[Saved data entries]
※

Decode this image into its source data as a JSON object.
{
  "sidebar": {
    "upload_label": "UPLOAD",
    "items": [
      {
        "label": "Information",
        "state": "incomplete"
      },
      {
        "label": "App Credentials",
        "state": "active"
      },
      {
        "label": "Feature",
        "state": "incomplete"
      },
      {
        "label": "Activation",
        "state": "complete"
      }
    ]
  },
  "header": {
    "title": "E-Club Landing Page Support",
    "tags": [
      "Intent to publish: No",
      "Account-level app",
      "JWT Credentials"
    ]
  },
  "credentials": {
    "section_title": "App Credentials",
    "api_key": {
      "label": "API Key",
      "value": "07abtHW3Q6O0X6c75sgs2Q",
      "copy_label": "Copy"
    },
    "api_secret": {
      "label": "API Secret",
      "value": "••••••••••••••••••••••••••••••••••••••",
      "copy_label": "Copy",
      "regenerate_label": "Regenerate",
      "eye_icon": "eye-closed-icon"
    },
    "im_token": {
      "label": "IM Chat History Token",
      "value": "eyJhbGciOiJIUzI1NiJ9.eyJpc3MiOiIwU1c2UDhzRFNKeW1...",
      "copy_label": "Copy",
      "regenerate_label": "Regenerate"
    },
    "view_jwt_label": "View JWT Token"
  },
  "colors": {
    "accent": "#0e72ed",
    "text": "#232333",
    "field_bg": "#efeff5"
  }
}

※

— Stated task —
Find every line that holds "Regenerate" and copy it.

— The result —
      "regenerate_label": "Regenerate",
      "regenerate_label": "Regenerate"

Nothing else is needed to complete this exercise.